── Extract

Keir Starmer’s commitment that Labour would implement the whole of the EHRC report’s requirements has already been shredded by his political interference and disregard for the party’s rules after the suspension of Jeremy Corbyn was lifted by a right-dominated panel of NEC members who had been advised there were no legitimate grounds to suspend him – and by the searing letter from fourteen NEC members ordering the party’s general secretary David Evans to rebuke Starmer and instruct him to restore the whip to Corbyn without delay.
Corbyn’s original suspension had also broken party rules – and flouted the EHRC report’s clear statement that he had a legally-protected right to make the comments for which he was suspended.
But the party is also failing on more basic processes.
Five months ago, SKWAWKBOX editor Steve Walker submitted a detailed antisemitism complaint against Keir Starmer for his actions equating Jewish people with the state of Israel in his comments about his decision to sack Rebecca Long-Bailey from the front bench for sharing a correct article by actor Maxine Peake:
The party has not responded even to acknowledge the complaint. But page 74 of the EHRC’s report states that the party must keep all involved in any antisemitism complaint updated with its progress:
• Develop and implement comprehensive internal guidance for all stages of the antisemitism complaints process on:
• decision-making criteria
• robust record-keeping, including recording reasons for decisions
• timescales, and
• communication, including regular communication with complainants and clear rules regulating the use of informal methods of communication in the complaints process.

────

=== Instructions ===
**a.** The article on Labour and the EHRC report quotes a list of areas that the internal guidance on antisemitism complaints must cover. Name every one of them.
**b.** Using the article on Labour and the EHRC report, decide whether each statement agrees with it. Answer yes or no, and quote the words that decide it.
(i) The party has acknowledged Steve Walker's complaint.
(ii) The letter to David Evans came from fourteen NEC members.
(iii) Steve Walker submitted his complaint five months ago.
**c.** Pick up the article on Labour and the EHRC report after its final sentence and continue it.
The items after this point are separate material and are not part of the article on Labour and the EHRC report.

── Extracted records

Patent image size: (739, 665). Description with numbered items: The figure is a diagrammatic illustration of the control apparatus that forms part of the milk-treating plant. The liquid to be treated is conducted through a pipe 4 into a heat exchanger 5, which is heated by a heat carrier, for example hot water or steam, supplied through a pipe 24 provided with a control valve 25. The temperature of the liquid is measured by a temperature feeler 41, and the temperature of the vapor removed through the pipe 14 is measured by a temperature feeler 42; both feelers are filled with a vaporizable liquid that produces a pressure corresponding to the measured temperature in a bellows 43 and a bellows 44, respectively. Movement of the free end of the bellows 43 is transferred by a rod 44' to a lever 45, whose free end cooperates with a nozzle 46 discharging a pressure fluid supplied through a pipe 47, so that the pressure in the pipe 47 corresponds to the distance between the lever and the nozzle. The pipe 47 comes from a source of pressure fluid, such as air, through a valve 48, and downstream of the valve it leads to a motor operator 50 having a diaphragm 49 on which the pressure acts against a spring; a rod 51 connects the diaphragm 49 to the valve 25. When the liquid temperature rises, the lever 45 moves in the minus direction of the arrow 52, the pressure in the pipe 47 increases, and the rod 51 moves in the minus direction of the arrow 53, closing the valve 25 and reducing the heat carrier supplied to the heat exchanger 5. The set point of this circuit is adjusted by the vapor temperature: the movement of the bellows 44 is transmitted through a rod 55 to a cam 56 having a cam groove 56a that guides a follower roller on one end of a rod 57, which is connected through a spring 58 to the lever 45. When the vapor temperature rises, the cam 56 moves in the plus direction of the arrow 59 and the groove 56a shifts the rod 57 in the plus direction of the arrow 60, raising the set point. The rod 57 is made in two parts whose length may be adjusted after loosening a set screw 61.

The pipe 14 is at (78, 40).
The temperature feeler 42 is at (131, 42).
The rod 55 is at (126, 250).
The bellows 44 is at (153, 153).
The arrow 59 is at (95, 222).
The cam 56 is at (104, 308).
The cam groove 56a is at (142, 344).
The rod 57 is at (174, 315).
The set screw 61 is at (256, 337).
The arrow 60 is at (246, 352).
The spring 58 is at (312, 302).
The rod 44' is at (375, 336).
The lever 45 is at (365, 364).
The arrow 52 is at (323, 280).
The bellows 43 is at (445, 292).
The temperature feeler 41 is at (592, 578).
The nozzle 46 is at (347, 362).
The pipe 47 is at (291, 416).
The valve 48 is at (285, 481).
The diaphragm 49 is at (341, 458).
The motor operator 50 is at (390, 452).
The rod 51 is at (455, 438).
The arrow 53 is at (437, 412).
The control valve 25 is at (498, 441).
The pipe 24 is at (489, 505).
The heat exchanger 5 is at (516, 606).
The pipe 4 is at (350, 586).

────

=== Responses to the tasks ===
**a.**
1. Decision-making criteria
2. Robust record-keeping, including recording reasons for decisions
3. Timescales
4. Communication, including regular communication with complainants and clear rules regulating the use of informal methods of communication in the complaints process

**b.**
(i) No: "The party has not responded even to acknowledge the complaint."
(ii) Yes: "the searing letter from fourteen NEC members ordering the party’s general secretary David Evans"
(iii) Yes: "Five months ago, SKWAWKBOX editor Steve Walker submitted a detailed antisemitism complaint"

**c.**
• Make sure that it has a system and culture that encourages members to challenge inappropriate behaviour and to report antisemitism complaints.
Page 100 of the report makes clear why this is ordered:
Our analysis also uncovered serious failings in complaint handling. We found that the Labour Party’s response to antisemitism complaints has been inconsistent, poor and not transparent, in terms of the process used, reasons for decisions, record-keeping, delay and failures to communicate with complainants. Some complaints were unjustifiably not investigated at all.
Labour has failed to correspond at all concerning the complaint apart from an initial auto-acknowledgment of its receipt, let alone provide any progress or outcome updates.
Reader may conclude that this was always going to be the case for a complaint against the party leader – but the EHRC report’s recommendations apply to any complaint, without differentiation – and the party’s critics certainly did not feel that Labour should fail to investigate complaints against Jeremy Corbyn when he was leader.
Has the complaint been politically blocked? The absence of any response or update on the status of the complaint suggests so. But even if it has not, Starmer’s Labour has again failed to live up to its leader’s commitment to accept and implement the EHRC report in full.